Goal |
Examine the records and identify each line that includes the string "propozycje". Copy those lines.

Records to use |
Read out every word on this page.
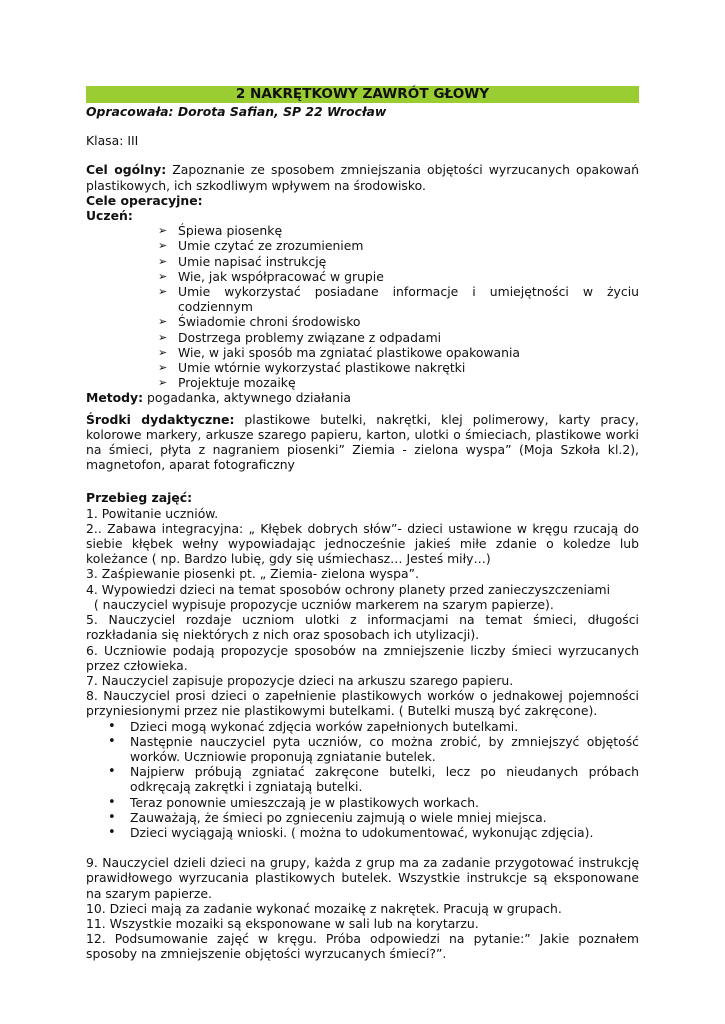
2 NAKRĘTKOWY ZAWRÓT GŁOWY
Opracowała: Dorota Safian, SP 22 Wrocław
Klasa: III
Cel ogólny: Zapoznanie ze sposobem zmniejszania objętości wyrzucanych opakowań plastikowych, ich szkodliwym wpływem na środowisko.
Cele operacyjne:
Uczeń:
➢ Śpiewa piosenkę
➢ Umie czytać ze zrozumieniem
➢ Umie napisać instrukcję
➢ Wie, jak współpracować w grupie
➢ Umie wykorzystać posiadane informacje i umiejętności w życiu codziennym
➢ Świadomie chroni środowisko
➢ Dostrzega problemy związane z odpadami
➢ Wie, w jaki sposób ma zgniatać plastikowe opakowania
➢ Umie wtórnie wykorzystać plastikowe nakrętki
➢ Projektuje mozaikę
Metody: pogadanka, aktywnego działania
Środki dydaktyczne: plastikowe butelki, nakrętki, klej polimerowy, karty pracy, kolorowe markery, arkusze szarego papieru, karton, ulotki o śmieciach, plastikowe worki na śmieci, płyta z nagraniem piosenki” Ziemia - zielona wyspa” (Moja Szkoła kl.2), magnetofon, aparat fotograficzny
Przebieg zajęć:
1. Powitanie uczniów.
2.. Zabawa integracyjna: „ Kłębek dobrych słów”- dzieci ustawione w kręgu rzucają do siebie kłębek wełny wypowiadając jednocześnie jakieś miłe zdanie o koledze lub koleżance ( np. Bardzo lubię, gdy się uśmiechasz… Jesteś miły…)
3. Zaśpiewanie piosenki pt. „ Ziemia- zielona wyspa”.
4. Wypowiedzi dzieci na temat sposobów ochrony planety przed zanieczyszczeniami
( nauczyciel wypisuje propozycje uczniów markerem na szarym papierze).
5. Nauczyciel rozdaje uczniom ulotki z informacjami na temat śmieci, długości rozkładania się niektórych z nich oraz sposobach ich utylizacji).
6. Uczniowie podają propozycje sposobów na zmniejszenie liczby śmieci wyrzucanych przez człowieka.
7. Nauczyciel zapisuje propozycje dzieci na arkuszu szarego papieru.
8. Nauczyciel prosi dzieci o zapełnienie plastikowych worków o jednakowej pojemności przyniesionymi przez nie plastikowymi butelkami. ( Butelki muszą być zakręcone).
• Dzieci mogą wykonać zdjęcia worków zapełnionych butelkami.
• Następnie nauczyciel pyta uczniów, co można zrobić, by zmniejszyć objętość worków. Uczniowie proponują zgniatanie butelek.
• Najpierw próbują zgniatać zakręcone butelki, lecz po nieudanych próbach odkręcają zakrętki i zgniatają butelki.
• Teraz ponownie umieszczają je w plastikowych workach.
• Zauważają, że śmieci po zgnieceniu zajmują o wiele mniej miejsca.
• Dzieci wyciągają wnioski. ( można to udokumentować, wykonując zdjęcia).
9. Nauczyciel dzieli dzieci na grupy, każda z grup ma za zadanie przygotować instrukcję prawidłowego wyrzucania plastikowych butelek. Wszystkie instrukcje są eksponowane na szarym papierze.
10. Dzieci mają za zadanie wykonać mozaikę z nakrętek. Pracują w grupach.
11. Wszystkie mozaiki są eksponowane w sali lub na korytarzu.
12. Podsumowanie zajęć w kręgu. Próba odpowiedzi na pytanie:” Jakie poznałem sposoby na zmniejszenie objętości wyrzucanych śmieci?”.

Problem solution |
( nauczyciel wypisuje propozycje uczniów markerem na szarym papierze).
6. Uczniowie podają propozycje sposobów na zmniejszenie liczby śmieci wyrzucanych przez człowieka.
7. Nauczyciel zapisuje propozycje dzieci na arkuszu szarego papieru.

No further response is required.